Reproduce all entries verbatim, with nothing added or dropped.

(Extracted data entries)
____________

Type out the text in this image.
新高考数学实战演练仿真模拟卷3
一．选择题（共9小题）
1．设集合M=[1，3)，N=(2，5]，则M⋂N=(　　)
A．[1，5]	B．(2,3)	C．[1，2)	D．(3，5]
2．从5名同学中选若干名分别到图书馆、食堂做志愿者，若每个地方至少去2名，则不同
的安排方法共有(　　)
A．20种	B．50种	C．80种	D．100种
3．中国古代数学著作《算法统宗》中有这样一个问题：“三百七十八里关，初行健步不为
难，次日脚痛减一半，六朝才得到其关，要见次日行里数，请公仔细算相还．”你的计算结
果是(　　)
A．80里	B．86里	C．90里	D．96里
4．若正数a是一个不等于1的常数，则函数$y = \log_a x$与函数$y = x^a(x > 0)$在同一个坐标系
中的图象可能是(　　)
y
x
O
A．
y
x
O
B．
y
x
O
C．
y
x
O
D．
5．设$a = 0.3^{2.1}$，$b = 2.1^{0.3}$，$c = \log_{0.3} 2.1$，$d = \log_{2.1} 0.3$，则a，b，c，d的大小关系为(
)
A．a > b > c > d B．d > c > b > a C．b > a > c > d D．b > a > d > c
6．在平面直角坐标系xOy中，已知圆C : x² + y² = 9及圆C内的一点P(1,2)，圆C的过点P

____________

### [Solution to this task]
Type out the text in this image.
新高考数学实战演练仿真模拟卷3
一．选择题（共9小题）
1．设集合M=[1，3)，N=(2，5]，则M⋂N=(　　)
A．[1，5]	B．(2,3)	C．[1，2)	D．(3，5]
2．从5名同学中选若干名分别到图书馆、食堂做志愿者，若每个地方至少去2名，则不同
的安排方法共有(　　)
A．20种	B．50种	C．80种	D．100种
3．中国古代数学著作《算法统宗》中有这样一个问题：“三百七十八里关，初行健步不为
难，次日脚痛减一半，六朝才得到其关，要见次日行里数，请公仔细算相还．”你的计算结
果是(　　)
A．80里	B．86里	C．90里	D．96里
4．若正数a是一个不等于1的常数，则函数$y = \log_a x$与函数$y = x^a(x > 0)$在同一个坐标系
中的图象可能是(　　)
y
x
O
A．
y
x
O
B．
y
x
O
C．
y
x
O
D．
5．设$a = 0.3^{2.1}$，$b = 2.1^{0.3}$，$c = \log_{0.3} 2.1$，$d = \log_{2.1} 0.3$，则a，b，c，d的大小关系为(
)
A．a > b > c > d B．d > c > b > a C．b > a > c > d D．b > a > d > c
6．在平面直角坐标系xOy中，已知圆C : x² + y² = 9及圆C内的一点P(1,2)，圆C的过点P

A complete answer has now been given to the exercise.